[Entries taken from a collection]

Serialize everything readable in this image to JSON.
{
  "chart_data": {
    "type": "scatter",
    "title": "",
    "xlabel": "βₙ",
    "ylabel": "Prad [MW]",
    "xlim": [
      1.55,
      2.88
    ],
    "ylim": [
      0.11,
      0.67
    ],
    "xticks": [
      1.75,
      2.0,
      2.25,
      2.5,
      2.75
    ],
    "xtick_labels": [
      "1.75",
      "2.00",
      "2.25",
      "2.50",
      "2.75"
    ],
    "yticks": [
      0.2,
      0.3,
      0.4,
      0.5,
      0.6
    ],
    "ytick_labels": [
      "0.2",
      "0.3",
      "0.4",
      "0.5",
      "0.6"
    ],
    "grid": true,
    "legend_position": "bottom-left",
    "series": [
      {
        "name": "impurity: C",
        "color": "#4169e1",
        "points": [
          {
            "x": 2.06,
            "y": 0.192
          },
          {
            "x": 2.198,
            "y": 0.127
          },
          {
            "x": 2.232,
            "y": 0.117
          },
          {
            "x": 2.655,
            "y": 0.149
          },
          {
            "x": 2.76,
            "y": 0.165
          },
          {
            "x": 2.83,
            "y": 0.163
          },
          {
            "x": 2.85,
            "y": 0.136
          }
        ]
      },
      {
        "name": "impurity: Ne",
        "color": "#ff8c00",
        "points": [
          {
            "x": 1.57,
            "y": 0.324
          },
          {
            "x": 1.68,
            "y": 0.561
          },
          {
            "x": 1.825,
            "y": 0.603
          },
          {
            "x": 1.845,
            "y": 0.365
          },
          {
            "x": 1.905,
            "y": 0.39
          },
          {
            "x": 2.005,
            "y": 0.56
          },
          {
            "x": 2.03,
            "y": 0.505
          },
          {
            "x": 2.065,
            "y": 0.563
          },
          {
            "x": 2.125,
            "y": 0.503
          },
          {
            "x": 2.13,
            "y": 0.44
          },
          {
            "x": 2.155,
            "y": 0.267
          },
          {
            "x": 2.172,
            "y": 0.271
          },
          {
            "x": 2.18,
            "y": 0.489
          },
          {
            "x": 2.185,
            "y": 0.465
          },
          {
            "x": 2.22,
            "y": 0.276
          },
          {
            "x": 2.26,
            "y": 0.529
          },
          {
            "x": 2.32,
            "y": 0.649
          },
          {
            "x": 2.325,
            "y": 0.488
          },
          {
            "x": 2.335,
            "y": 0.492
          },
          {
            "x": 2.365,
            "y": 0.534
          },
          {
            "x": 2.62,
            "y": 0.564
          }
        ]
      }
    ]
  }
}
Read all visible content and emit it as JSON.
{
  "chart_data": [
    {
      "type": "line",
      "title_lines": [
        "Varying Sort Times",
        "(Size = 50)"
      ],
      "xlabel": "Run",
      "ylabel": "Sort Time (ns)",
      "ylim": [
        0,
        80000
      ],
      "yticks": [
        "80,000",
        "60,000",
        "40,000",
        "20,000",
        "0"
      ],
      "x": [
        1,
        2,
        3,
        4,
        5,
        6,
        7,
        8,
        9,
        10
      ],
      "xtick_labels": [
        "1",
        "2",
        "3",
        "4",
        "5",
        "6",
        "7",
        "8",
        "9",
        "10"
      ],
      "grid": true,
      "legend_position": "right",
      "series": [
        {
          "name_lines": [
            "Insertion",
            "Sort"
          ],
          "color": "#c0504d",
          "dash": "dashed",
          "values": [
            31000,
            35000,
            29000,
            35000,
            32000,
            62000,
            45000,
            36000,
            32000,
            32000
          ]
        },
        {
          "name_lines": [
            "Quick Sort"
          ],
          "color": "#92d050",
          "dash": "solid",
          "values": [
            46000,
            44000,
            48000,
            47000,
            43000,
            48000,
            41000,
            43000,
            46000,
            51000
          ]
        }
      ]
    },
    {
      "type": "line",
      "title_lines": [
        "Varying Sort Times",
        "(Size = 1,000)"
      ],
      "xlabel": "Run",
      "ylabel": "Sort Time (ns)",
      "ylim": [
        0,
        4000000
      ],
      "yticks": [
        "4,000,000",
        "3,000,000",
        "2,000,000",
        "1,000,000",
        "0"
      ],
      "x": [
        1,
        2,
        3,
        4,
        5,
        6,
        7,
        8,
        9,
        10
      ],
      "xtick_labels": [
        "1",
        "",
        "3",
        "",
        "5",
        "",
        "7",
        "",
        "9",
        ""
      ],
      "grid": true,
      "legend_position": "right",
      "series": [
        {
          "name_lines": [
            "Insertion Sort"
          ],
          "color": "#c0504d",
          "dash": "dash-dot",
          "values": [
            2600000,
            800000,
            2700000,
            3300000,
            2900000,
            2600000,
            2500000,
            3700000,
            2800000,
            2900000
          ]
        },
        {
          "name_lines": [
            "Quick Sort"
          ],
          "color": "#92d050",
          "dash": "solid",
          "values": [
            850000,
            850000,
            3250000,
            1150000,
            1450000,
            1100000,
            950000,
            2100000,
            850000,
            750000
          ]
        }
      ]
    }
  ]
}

### INSTRUCTIONS TO FOLLOW
All of the entries must be quoted exactly; please include each one.

### RESULT OF THE EXERCISE
Serialize everything readable in this image to JSON.
{
  "chart_data": {
    "type": "scatter",
    "title": "",
    "xlabel": "βₙ",
    "ylabel": "Prad [MW]",
    "xlim": [
      1.55,
      2.88
    ],
    "ylim": [
      0.11,
      0.67
    ],
    "xticks": [
      1.75,
      2.0,
      2.25,
      2.5,
      2.75
    ],
    "xtick_labels": [
      "1.75",
      "2.00",
      "2.25",
      "2.50",
      "2.75"
    ],
    "yticks": [
      0.2,
      0.3,
      0.4,
      0.5,
      0.6
    ],
    "ytick_labels": [
      "0.2",
      "0.3",
      "0.4",
      "0.5",
      "0.6"
    ],
    "grid": true,
    "legend_position": "bottom-left",
    "series": [
      {
        "name": "impurity: C",
        "color": "#4169e1",
        "points": [
          {
            "x": 2.06,
            "y": 0.192
          },
          {
            "x": 2.198,
            "y": 0.127
          },
          {
            "x": 2.232,
            "y": 0.117
          },
          {
            "x": 2.655,
            "y": 0.149
          },
          {
            "x": 2.76,
            "y": 0.165
          },
          {
            "x": 2.83,
            "y": 0.163
          },
          {
            "x": 2.85,
            "y": 0.136
          }
        ]
      },
      {
        "name": "impurity: Ne",
        "color": "#ff8c00",
        "points": [
          {
            "x": 1.57,
            "y": 0.324
          },
          {
            "x": 1.68,
            "y": 0.561
          },
          {
            "x": 1.825,
            "y": 0.603
          },
          {
            "x": 1.845,
            "y": 0.365
          },
          {
            "x": 1.905,
            "y": 0.39
          },
          {
            "x": 2.005,
            "y": 0.56
          },
          {
            "x": 2.03,
            "y": 0.505
          },
          {
            "x": 2.065,
            "y": 0.563
          },
          {
            "x": 2.125,
            "y": 0.503
          },
          {
            "x": 2.13,
            "y": 0.44
          },
          {
            "x": 2.155,
            "y": 0.267
          },
          {
            "x": 2.172,
            "y": 0.271
          },
          {
            "x": 2.18,
            "y": 0.489
          },
          {
            "x": 2.185,
            "y": 0.465
          },
          {
            "x": 2.22,
            "y": 0.276
          },
          {
            "x": 2.26,
            "y": 0.529
          },
          {
            "x": 2.32,
            "y": 0.649
          },
          {
            "x": 2.325,
            "y": 0.488
          },
          {
            "x": 2.335,
            "y": 0.492
          },
          {
            "x": 2.365,
            "y": 0.534
          },
          {
            "x": 2.62,
            "y": 0.564
          }
        ]
      }
    ]
  }
}
Read all visible content and emit it as JSON.
{
  "chart_data": [
    {
      "type": "line",
      "title_lines": [
        "Varying Sort Times",
        "(Size = 50)"
      ],
      "xlabel": "Run",
      "ylabel": "Sort Time (ns)",
      "ylim": [
        0,
        80000
      ],
      "yticks": [
        "80,000",
        "60,000",
        "40,000",
        "20,000",
        "0"
      ],
      "x": [
        1,
        2,
        3,
        4,
        5,
        6,
        7,
        8,
        9,
        10
      ],
      "xtick_labels": [
        "1",
        "2",
        "3",
        "4",
        "5",
        "6",
        "7",
        "8",
        "9",
        "10"
      ],
      "grid": true,
      "legend_position": "right",
      "series": [
        {
          "name_lines": [
            "Insertion",
            "Sort"
          ],
          "color": "#c0504d",
          "dash": "dashed",
          "values": [
            31000,
            35000,
            29000,
            35000,
            32000,
            62000,
            45000,
            36000,
            32000,
            32000
          ]
        },
        {
          "name_lines": [
            "Quick Sort"
          ],
          "color": "#92d050",
          "dash": "solid",
          "values": [
            46000,
            44000,
            48000,
            47000,
            43000,
            48000,
            41000,
            43000,
            46000,
            51000
          ]
        }
      ]
    },
    {
      "type": "line",
      "title_lines": [
        "Varying Sort Times",
        "(Size = 1,000)"
      ],
      "xlabel": "Run",
      "ylabel": "Sort Time (ns)",
      "ylim": [
        0,
        4000000
      ],
      "yticks": [
        "4,000,000",
        "3,000,000",
        "2,000,000",
        "1,000,000",
        "0"
      ],
      "x": [
        1,
        2,
        3,
        4,
        5,
        6,
        7,
        8,
        9,
        10
      ],
      "xtick_labels": [
        "1",
        "",
        "3",
        "",
        "5",
        "",
        "7",
        "",
        "9",
        ""
      ],
      "grid": true,
      "legend_position": "right",
      "series": [
        {
          "name_lines": [
            "Insertion Sort"
          ],
          "color": "#c0504d",
          "dash": "dash-dot",
          "values": [
            2600000,
            800000,
            2700000,
            3300000,
            2900000,
            2600000,
            2500000,
            3700000,
            2800000,
            2900000
          ]
        },
        {
          "name_lines": [
            "Quick Sort"
          ],
          "color": "#92d050",
          "dash": "solid",
          "values": [
            850000,
            850000,
            3250000,
            1150000,
            1450000,
            1100000,
            950000,
            2100000,
            850000,
            750000
          ]
        }
      ]
    }
  ]
}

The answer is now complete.